[Data for the task start]

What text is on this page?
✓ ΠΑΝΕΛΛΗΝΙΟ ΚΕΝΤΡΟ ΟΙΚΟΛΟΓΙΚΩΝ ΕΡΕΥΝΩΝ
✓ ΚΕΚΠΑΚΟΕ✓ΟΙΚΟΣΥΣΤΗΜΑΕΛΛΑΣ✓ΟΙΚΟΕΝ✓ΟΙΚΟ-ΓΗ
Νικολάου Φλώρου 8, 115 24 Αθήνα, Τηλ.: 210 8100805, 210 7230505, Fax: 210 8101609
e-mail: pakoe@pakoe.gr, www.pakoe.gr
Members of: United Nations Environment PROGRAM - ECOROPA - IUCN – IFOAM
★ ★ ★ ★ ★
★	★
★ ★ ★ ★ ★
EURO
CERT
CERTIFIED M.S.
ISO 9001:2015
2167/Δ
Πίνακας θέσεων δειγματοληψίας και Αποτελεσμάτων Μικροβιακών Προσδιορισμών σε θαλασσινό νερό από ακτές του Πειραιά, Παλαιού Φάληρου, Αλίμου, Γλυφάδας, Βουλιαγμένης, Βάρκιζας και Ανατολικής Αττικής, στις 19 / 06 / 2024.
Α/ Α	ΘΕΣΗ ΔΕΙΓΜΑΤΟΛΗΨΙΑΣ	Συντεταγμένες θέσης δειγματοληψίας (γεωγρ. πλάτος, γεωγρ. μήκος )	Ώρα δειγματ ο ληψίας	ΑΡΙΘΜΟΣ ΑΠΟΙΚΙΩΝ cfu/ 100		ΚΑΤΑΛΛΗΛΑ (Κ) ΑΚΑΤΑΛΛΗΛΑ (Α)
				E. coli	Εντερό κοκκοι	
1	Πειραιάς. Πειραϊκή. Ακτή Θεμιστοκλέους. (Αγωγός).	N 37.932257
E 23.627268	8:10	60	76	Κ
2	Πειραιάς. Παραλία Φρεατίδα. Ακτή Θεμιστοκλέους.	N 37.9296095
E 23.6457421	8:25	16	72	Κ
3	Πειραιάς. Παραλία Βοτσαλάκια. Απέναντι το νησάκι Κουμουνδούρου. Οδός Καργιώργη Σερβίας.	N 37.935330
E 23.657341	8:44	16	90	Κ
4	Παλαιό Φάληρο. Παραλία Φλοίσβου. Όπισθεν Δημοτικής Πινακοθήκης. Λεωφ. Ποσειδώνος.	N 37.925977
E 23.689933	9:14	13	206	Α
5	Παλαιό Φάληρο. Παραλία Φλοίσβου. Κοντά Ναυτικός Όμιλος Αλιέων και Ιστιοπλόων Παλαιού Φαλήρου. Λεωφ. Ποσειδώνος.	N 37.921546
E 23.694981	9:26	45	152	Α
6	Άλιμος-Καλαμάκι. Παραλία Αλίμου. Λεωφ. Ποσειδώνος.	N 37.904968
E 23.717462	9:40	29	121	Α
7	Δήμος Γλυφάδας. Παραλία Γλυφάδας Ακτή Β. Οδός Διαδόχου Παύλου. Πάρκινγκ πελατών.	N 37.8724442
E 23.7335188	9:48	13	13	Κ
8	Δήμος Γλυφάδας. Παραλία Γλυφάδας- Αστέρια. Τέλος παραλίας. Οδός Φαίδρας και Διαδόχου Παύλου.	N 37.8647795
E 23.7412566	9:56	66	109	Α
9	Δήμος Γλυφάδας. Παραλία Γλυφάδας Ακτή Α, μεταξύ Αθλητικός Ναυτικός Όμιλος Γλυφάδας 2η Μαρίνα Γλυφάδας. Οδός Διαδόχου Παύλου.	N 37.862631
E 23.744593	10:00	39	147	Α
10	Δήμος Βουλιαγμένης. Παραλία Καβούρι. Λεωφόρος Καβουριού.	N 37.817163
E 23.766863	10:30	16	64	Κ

[Data for the task end]

Short exercise. From the first line to the last, retype the data exactly.

In response.
What text is on this page?
✓ ΠΑΝΕΛΛΗΝΙΟ ΚΕΝΤΡΟ ΟΙΚΟΛΟΓΙΚΩΝ ΕΡΕΥΝΩΝ
✓ ΚΕΚΠΑΚΟΕ✓ΟΙΚΟΣΥΣΤΗΜΑΕΛΛΑΣ✓ΟΙΚΟΕΝ✓ΟΙΚΟ-ΓΗ
Νικολάου Φλώρου 8, 115 24 Αθήνα, Τηλ.: 210 8100805, 210 7230505, Fax: 210 8101609
e-mail: pakoe@pakoe.gr, www.pakoe.gr
Members of: United Nations Environment PROGRAM - ECOROPA - IUCN – IFOAM
★ ★ ★ ★ ★
★	★
★ ★ ★ ★ ★
EURO
CERT
CERTIFIED M.S.
ISO 9001:2015
2167/Δ
Πίνακας θέσεων δειγματοληψίας και Αποτελεσμάτων Μικροβιακών Προσδιορισμών σε θαλασσινό νερό από ακτές του Πειραιά, Παλαιού Φάληρου, Αλίμου, Γλυφάδας, Βουλιαγμένης, Βάρκιζας και Ανατολικής Αττικής, στις 19 / 06 / 2024.
Α/ Α	ΘΕΣΗ ΔΕΙΓΜΑΤΟΛΗΨΙΑΣ	Συντεταγμένες θέσης δειγματοληψίας (γεωγρ. πλάτος, γεωγρ. μήκος )	Ώρα δειγματ ο ληψίας	ΑΡΙΘΜΟΣ ΑΠΟΙΚΙΩΝ cfu/ 100		ΚΑΤΑΛΛΗΛΑ (Κ) ΑΚΑΤΑΛΛΗΛΑ (Α)
				E. coli	Εντερό κοκκοι	
1	Πειραιάς. Πειραϊκή. Ακτή Θεμιστοκλέους. (Αγωγός).	N 37.932257
E 23.627268	8:10	60	76	Κ
2	Πειραιάς. Παραλία Φρεατίδα. Ακτή Θεμιστοκλέους.	N 37.9296095
E 23.6457421	8:25	16	72	Κ
3	Πειραιάς. Παραλία Βοτσαλάκια. Απέναντι το νησάκι Κουμουνδούρου. Οδός Καργιώργη Σερβίας.	N 37.935330
E 23.657341	8:44	16	90	Κ
4	Παλαιό Φάληρο. Παραλία Φλοίσβου. Όπισθεν Δημοτικής Πινακοθήκης. Λεωφ. Ποσειδώνος.	N 37.925977
E 23.689933	9:14	13	206	Α
5	Παλαιό Φάληρο. Παραλία Φλοίσβου. Κοντά Ναυτικός Όμιλος Αλιέων και Ιστιοπλόων Παλαιού Φαλήρου. Λεωφ. Ποσειδώνος.	N 37.921546
E 23.694981	9:26	45	152	Α
6	Άλιμος-Καλαμάκι. Παραλία Αλίμου. Λεωφ. Ποσειδώνος.	N 37.904968
E 23.717462	9:40	29	121	Α
7	Δήμος Γλυφάδας. Παραλία Γλυφάδας Ακτή Β. Οδός Διαδόχου Παύλου. Πάρκινγκ πελατών.	N 37.8724442
E 23.7335188	9:48	13	13	Κ
8	Δήμος Γλυφάδας. Παραλία Γλυφάδας- Αστέρια. Τέλος παραλίας. Οδός Φαίδρας και Διαδόχου Παύλου.	N 37.8647795
E 23.7412566	9:56	66	109	Α
9	Δήμος Γλυφάδας. Παραλία Γλυφάδας Ακτή Α, μεταξύ Αθλητικός Ναυτικός Όμιλος Γλυφάδας 2η Μαρίνα Γλυφάδας. Οδός Διαδόχου Παύλου.	N 37.862631
E 23.744593	10:00	39	147	Α
10	Δήμος Βουλιαγμένης. Παραλία Καβούρι. Λεωφόρος Καβουριού.	N 37.817163
E 23.766863	10:30	16	64	Κ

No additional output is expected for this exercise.